— Start —

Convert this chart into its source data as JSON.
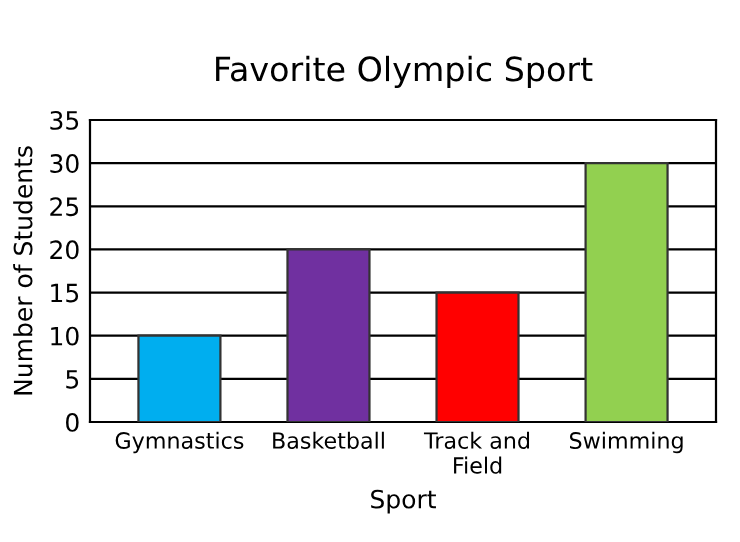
{
  "chart_data": {
    "type": "bar",
    "title": "Favorite Olympic Sport",
    "xlabel": "Sport",
    "ylabel": "Number of Students",
    "categories": [
      "Gymnastics",
      "Basketball",
      "Track and\nField",
      "Swimming"
    ],
    "values": [
      10,
      20,
      15,
      30
    ],
    "colors": [
      "#00aeef",
      "#7030a0",
      "#ff0000",
      "#92d050"
    ],
    "ylim": [
      0,
      35
    ],
    "yticks": [
      0,
      5,
      10,
      15,
      20,
      25,
      30,
      35
    ],
    "grid": "y"
  }
}
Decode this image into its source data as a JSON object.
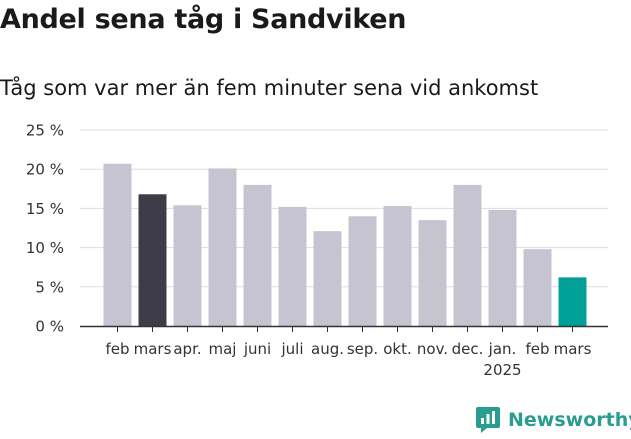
{
  "header": {
    "title": "Andel sena tåg i Sandviken",
    "subtitle": "Tåg som var mer än fem minuter sena vid ankomst"
  },
  "brand": {
    "name": "Newsworthy"
  },
  "colors": {
    "default_bar": "#c6c4d0",
    "highlight_bar": "#3e3c48",
    "latest_bar": "#00a097",
    "grid": "#dddddd",
    "axis": "#333333"
  },
  "chart_data": {
    "type": "bar",
    "categories": [
      "feb",
      "mars",
      "apr.",
      "maj",
      "juni",
      "juli",
      "aug.",
      "sep.",
      "okt.",
      "nov.",
      "dec.",
      "jan.",
      "feb",
      "mars"
    ],
    "year_label": {
      "text": "2025",
      "under_category_index": 11
    },
    "values": [
      20.7,
      16.8,
      15.4,
      20.1,
      18.0,
      15.2,
      12.1,
      14.0,
      15.3,
      13.5,
      18.0,
      14.8,
      9.8,
      6.2
    ],
    "highlight": {
      "dark_index": 1,
      "accent_index": 13
    },
    "ylim": [
      0,
      25
    ],
    "yticks": [
      0,
      5,
      10,
      15,
      20,
      25
    ],
    "ytick_labels": [
      "0 %",
      "5 %",
      "10 %",
      "15 %",
      "20 %",
      "25 %"
    ],
    "grid": true,
    "xlabel": "",
    "ylabel": ""
  }
}
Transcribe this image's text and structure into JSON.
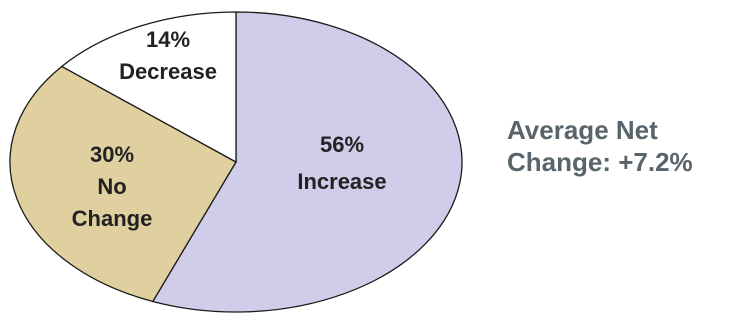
{
  "chart_data": {
    "type": "pie",
    "slices": [
      {
        "key": "increase",
        "value": 56,
        "color": "#cfcde9",
        "label_lines": [
          "56%",
          "Increase"
        ]
      },
      {
        "key": "no_change",
        "value": 30,
        "color": "#e0cf9f",
        "label_lines": [
          "30%",
          "No",
          "Change"
        ]
      },
      {
        "key": "decrease",
        "value": 14,
        "color": "#ffffff",
        "label_lines": [
          "14%",
          "Decrease"
        ]
      }
    ]
  },
  "summary": {
    "line1": "Average Net",
    "line2": "Change: +7.2%"
  }
}
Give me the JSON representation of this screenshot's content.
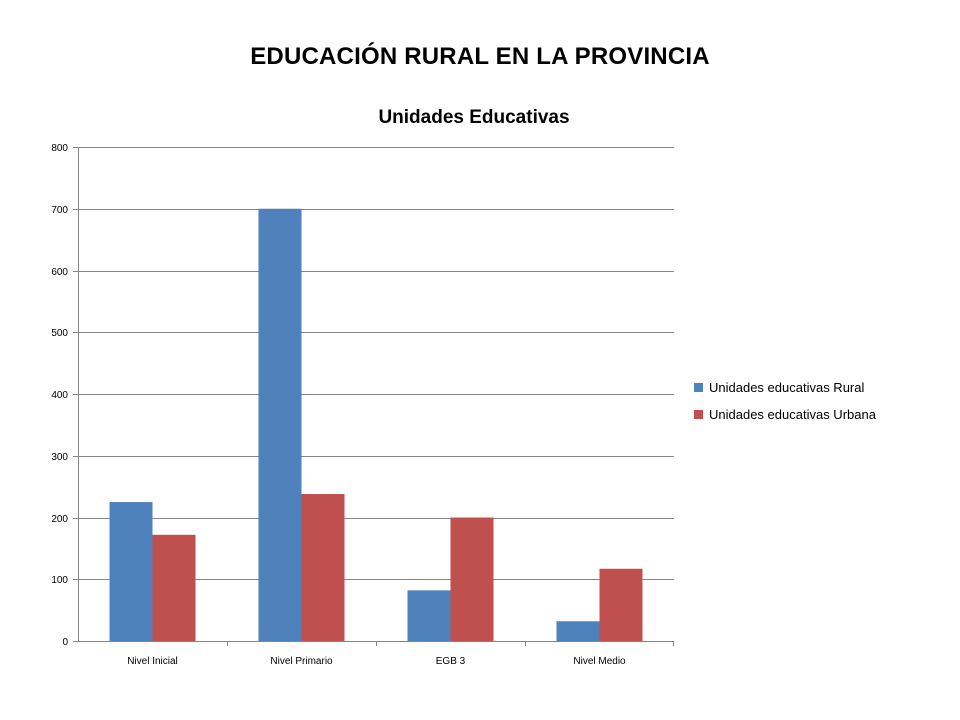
{
  "slide": {
    "title": "EDUCACIÓN RURAL EN LA PROVINCIA"
  },
  "chart_data": {
    "type": "bar",
    "title": "Unidades Educativas",
    "xlabel": "",
    "ylabel": "",
    "categories": [
      "Nivel Inicial",
      "Nivel Primario",
      "EGB 3",
      "Nivel Medio"
    ],
    "series": [
      {
        "name": "Unidades educativas Rural",
        "color": "#4F81BD",
        "values": [
          225,
          700,
          82,
          32
        ]
      },
      {
        "name": "Unidades educativas Urbana",
        "color": "#C0504D",
        "values": [
          172,
          238,
          200,
          117
        ]
      }
    ],
    "ylim": [
      0,
      800
    ],
    "yticks": [
      0,
      100,
      200,
      300,
      400,
      500,
      600,
      700,
      800
    ],
    "grid": true,
    "legend": "right"
  }
}
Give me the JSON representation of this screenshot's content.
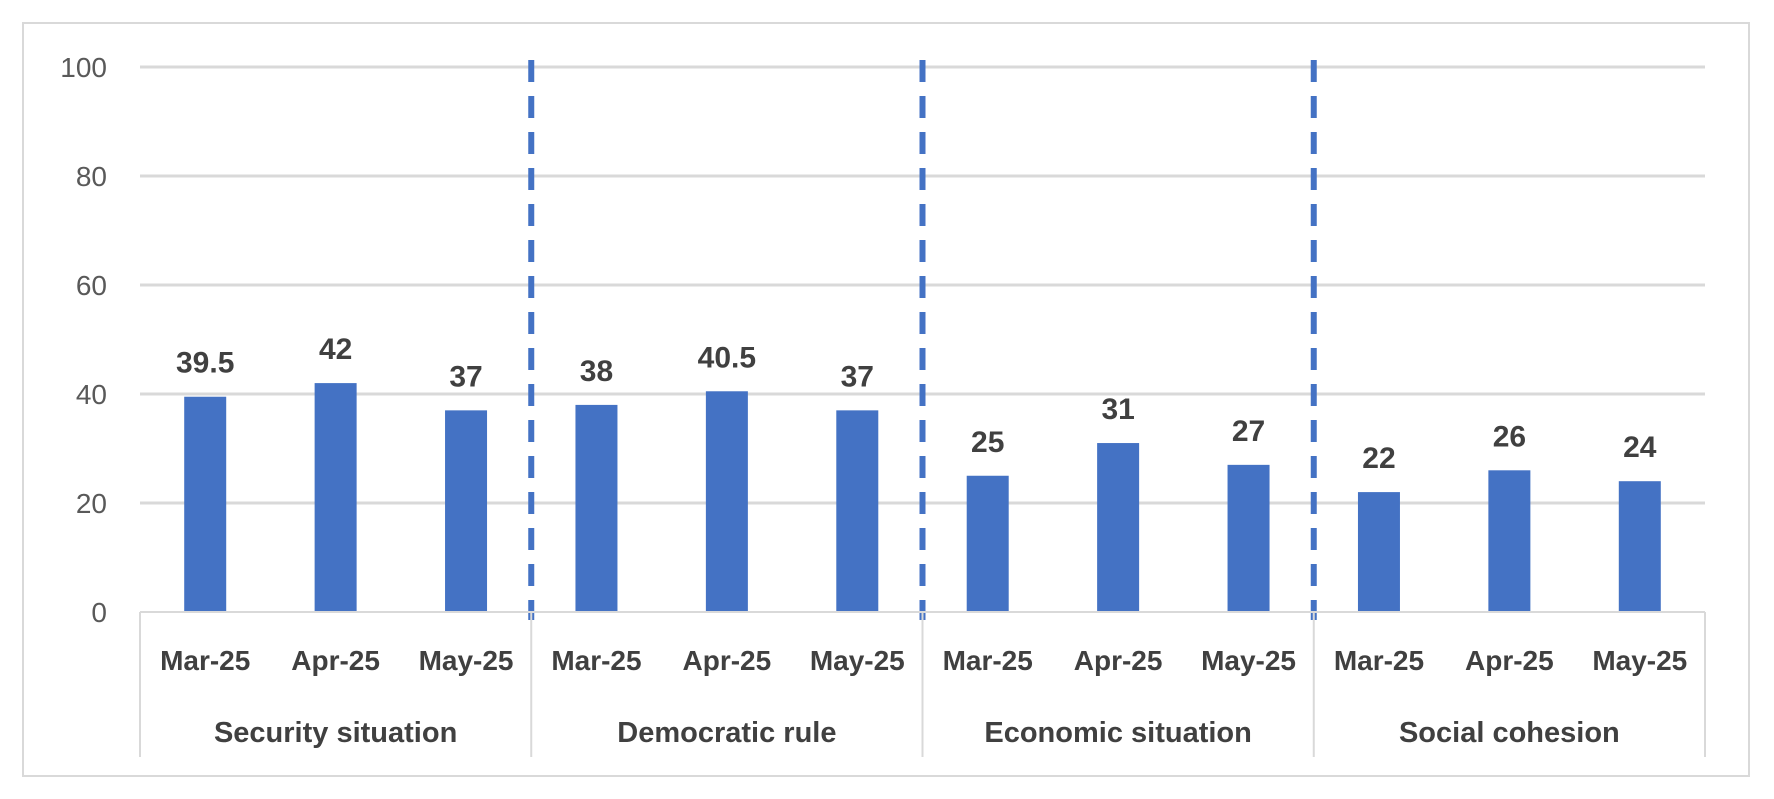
{
  "chart_data": {
    "type": "bar",
    "groups": [
      {
        "name": "Security situation",
        "categories": [
          "Mar-25",
          "Apr-25",
          "May-25"
        ],
        "values": [
          39.5,
          42,
          37
        ],
        "labels": [
          "39.5",
          "42",
          "37"
        ]
      },
      {
        "name": "Democratic rule",
        "categories": [
          "Mar-25",
          "Apr-25",
          "May-25"
        ],
        "values": [
          38,
          40.5,
          37
        ],
        "labels": [
          "38",
          "40.5",
          "37"
        ]
      },
      {
        "name": "Economic situation",
        "categories": [
          "Mar-25",
          "Apr-25",
          "May-25"
        ],
        "values": [
          25,
          31,
          27
        ],
        "labels": [
          "25",
          "31",
          "27"
        ]
      },
      {
        "name": "Social cohesion",
        "categories": [
          "Mar-25",
          "Apr-25",
          "May-25"
        ],
        "values": [
          22,
          26,
          24
        ],
        "labels": [
          "22",
          "26",
          "24"
        ]
      }
    ],
    "ylim": [
      0,
      100
    ],
    "yticks": [
      "0",
      "20",
      "40",
      "60",
      "80",
      "100"
    ],
    "grid": true,
    "legend": "none",
    "group_separators": "dashed",
    "colors": {
      "bar": "#4472c4",
      "separator": "#4472c4",
      "grid": "#d9d9d9",
      "axis": "#d9d9d9"
    }
  }
}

— End —

== TASK INSTRUCTIONS ==
Locate each line with the word "situation" and copy it.

== FINISHED ANSWER ==
        "name": "Security situation",
        "name": "Economic situation",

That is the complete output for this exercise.